**TASK DESCRIPTION:**
Your task is to give the listing below back word for word, pictures excluded.

══════

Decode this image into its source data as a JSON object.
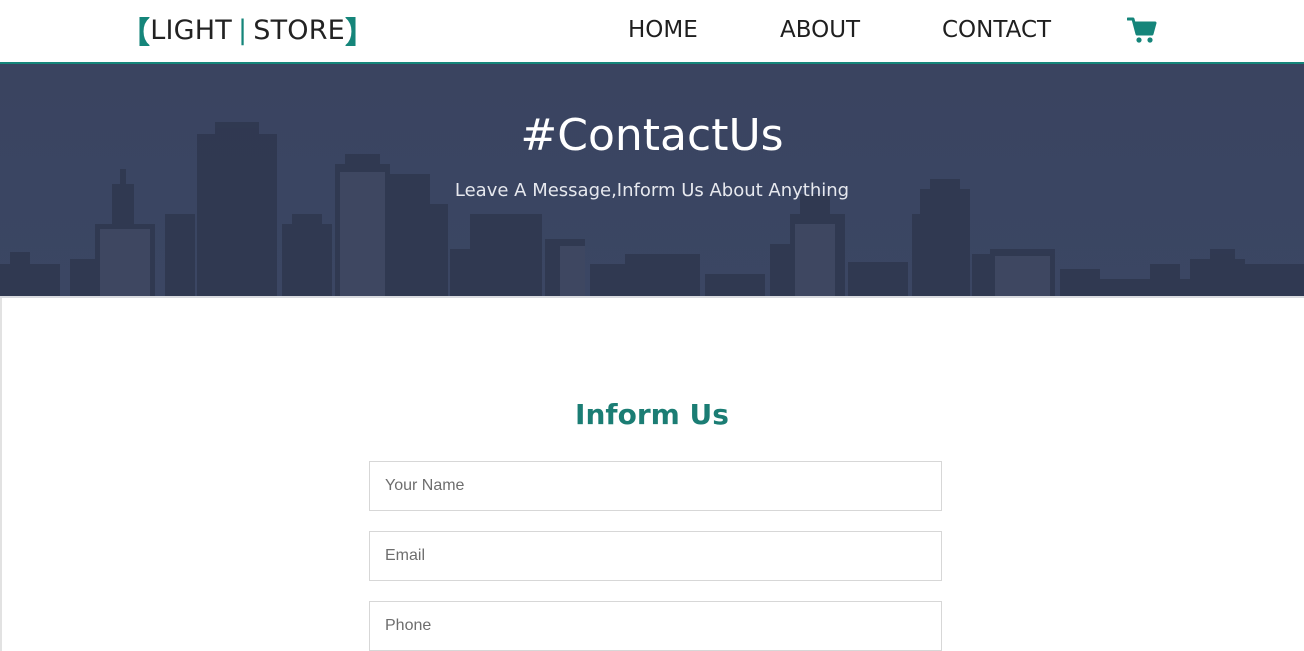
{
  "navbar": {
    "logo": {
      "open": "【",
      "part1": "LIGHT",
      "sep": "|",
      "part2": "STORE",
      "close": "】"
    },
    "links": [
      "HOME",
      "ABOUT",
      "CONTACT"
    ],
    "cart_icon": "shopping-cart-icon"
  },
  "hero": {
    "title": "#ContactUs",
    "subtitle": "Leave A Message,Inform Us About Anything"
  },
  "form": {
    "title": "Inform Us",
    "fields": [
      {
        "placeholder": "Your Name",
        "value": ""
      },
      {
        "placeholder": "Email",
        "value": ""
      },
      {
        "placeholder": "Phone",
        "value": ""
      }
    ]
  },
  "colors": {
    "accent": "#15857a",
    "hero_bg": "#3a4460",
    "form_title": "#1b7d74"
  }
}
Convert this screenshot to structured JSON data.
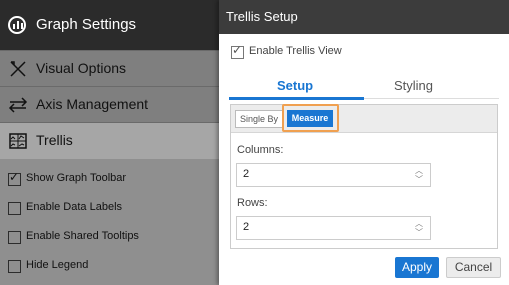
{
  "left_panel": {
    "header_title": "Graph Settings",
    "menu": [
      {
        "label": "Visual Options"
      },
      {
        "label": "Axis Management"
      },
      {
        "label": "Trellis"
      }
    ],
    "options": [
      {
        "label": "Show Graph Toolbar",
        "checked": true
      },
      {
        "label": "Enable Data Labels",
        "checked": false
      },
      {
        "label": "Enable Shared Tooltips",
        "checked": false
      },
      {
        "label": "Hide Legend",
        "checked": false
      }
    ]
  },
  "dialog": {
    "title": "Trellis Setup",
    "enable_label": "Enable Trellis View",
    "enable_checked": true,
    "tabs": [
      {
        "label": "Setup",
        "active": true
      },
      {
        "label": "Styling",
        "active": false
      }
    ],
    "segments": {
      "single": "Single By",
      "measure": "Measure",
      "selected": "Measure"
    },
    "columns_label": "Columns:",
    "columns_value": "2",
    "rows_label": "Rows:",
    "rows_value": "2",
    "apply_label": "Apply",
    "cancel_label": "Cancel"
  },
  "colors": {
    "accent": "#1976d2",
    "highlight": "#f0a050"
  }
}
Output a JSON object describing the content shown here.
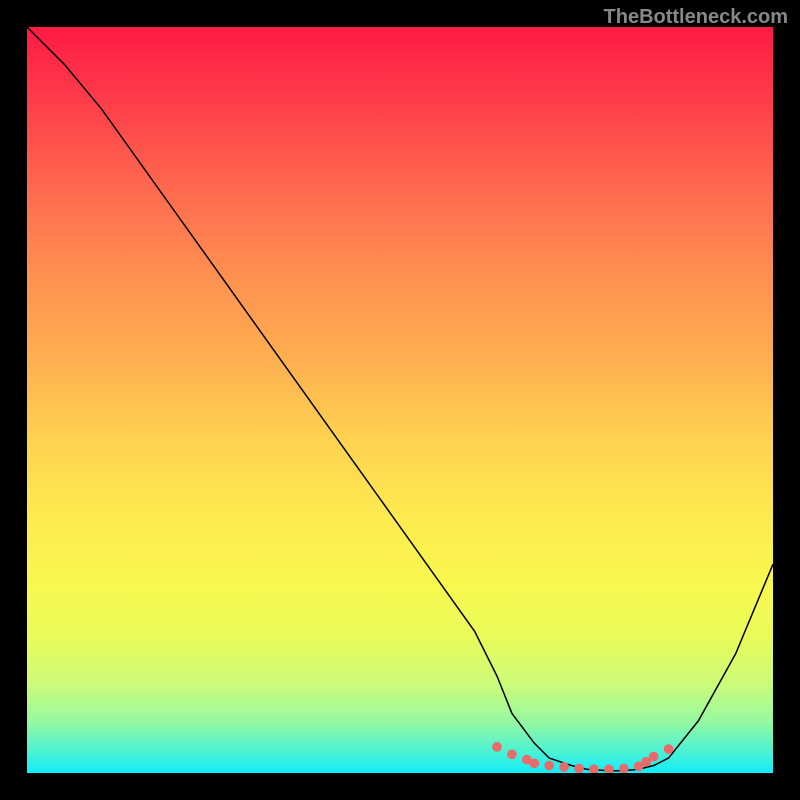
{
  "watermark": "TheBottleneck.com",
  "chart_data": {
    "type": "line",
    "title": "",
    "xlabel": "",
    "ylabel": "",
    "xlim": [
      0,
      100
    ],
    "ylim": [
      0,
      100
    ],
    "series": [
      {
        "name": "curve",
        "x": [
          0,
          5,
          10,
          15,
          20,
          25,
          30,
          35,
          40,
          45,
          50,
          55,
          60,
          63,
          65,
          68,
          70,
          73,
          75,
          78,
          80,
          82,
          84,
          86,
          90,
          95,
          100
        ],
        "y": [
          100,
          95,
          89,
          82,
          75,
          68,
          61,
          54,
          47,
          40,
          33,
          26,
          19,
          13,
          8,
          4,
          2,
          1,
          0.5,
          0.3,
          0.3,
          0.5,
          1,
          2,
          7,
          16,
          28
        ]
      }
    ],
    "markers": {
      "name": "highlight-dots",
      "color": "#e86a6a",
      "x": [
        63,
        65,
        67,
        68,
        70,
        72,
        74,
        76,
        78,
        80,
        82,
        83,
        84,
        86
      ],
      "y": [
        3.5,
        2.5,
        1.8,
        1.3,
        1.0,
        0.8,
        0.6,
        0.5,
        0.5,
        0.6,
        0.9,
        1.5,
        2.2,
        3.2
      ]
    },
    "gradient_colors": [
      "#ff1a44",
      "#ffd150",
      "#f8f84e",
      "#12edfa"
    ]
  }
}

══════

**SOLVED PROBLEM:**
Decode this image into its source data as a JSON object.
{
  "navbar": {
    "logo": {
      "open": "【",
      "part1": "LIGHT",
      "sep": "|",
      "part2": "STORE",
      "close": "】"
    },
    "links": [
      "HOME",
      "ABOUT",
      "CONTACT"
    ],
    "cart_icon": "shopping-cart-icon"
  },
  "hero": {
    "title": "#ContactUs",
    "subtitle": "Leave A Message,Inform Us About Anything"
  },
  "form": {
    "title": "Inform Us",
    "fields": [
      {
        "placeholder": "Your Name",
        "value": ""
      },
      {
        "placeholder": "Email",
        "value": ""
      },
      {
        "placeholder": "Phone",
        "value": ""
      }
    ]
  },
  "colors": {
    "accent": "#15857a",
    "hero_bg": "#3a4460",
    "form_title": "#1b7d74"
  }
}
Convert this screenshot to structured JSON data.
{
  "left_panel": {
    "header_title": "Graph Settings",
    "menu": [
      {
        "label": "Visual Options"
      },
      {
        "label": "Axis Management"
      },
      {
        "label": "Trellis"
      }
    ],
    "options": [
      {
        "label": "Show Graph Toolbar",
        "checked": true
      },
      {
        "label": "Enable Data Labels",
        "checked": false
      },
      {
        "label": "Enable Shared Tooltips",
        "checked": false
      },
      {
        "label": "Hide Legend",
        "checked": false
      }
    ]
  },
  "dialog": {
    "title": "Trellis Setup",
    "enable_label": "Enable Trellis View",
    "enable_checked": true,
    "tabs": [
      {
        "label": "Setup",
        "active": true
      },
      {
        "label": "Styling",
        "active": false
      }
    ],
    "segments": {
      "single": "Single By",
      "measure": "Measure",
      "selected": "Measure"
    },
    "columns_label": "Columns:",
    "columns_value": "2",
    "rows_label": "Rows:",
    "rows_value": "2",
    "apply_label": "Apply",
    "cancel_label": "Cancel"
  },
  "colors": {
    "accent": "#1976d2",
    "highlight": "#f0a050"
  }
}
Output a JSON object describing the content shown here.
{
  "watermark": "TheBottleneck.com",
  "chart_data": {
    "type": "line",
    "title": "",
    "xlabel": "",
    "ylabel": "",
    "xlim": [
      0,
      100
    ],
    "ylim": [
      0,
      100
    ],
    "series": [
      {
        "name": "curve",
        "x": [
          0,
          5,
          10,
          15,
          20,
          25,
          30,
          35,
          40,
          45,
          50,
          55,
          60,
          63,
          65,
          68,
          70,
          73,
          75,
          78,
          80,
          82,
          84,
          86,
          90,
          95,
          100
        ],
        "y": [
          100,
          95,
          89,
          82,
          75,
          68,
          61,
          54,
          47,
          40,
          33,
          26,
          19,
          13,
          8,
          4,
          2,
          1,
          0.5,
          0.3,
          0.3,
          0.5,
          1,
          2,
          7,
          16,
          28
        ]
      }
    ],
    "markers": {
      "name": "highlight-dots",
      "color": "#e86a6a",
      "x": [
        63,
        65,
        67,
        68,
        70,
        72,
        74,
        76,
        78,
        80,
        82,
        83,
        84,
        86
      ],
      "y": [
        3.5,
        2.5,
        1.8,
        1.3,
        1.0,
        0.8,
        0.6,
        0.5,
        0.5,
        0.6,
        0.9,
        1.5,
        2.2,
        3.2
      ]
    },
    "gradient_colors": [
      "#ff1a44",
      "#ffd150",
      "#f8f84e",
      "#12edfa"
    ]
  }
}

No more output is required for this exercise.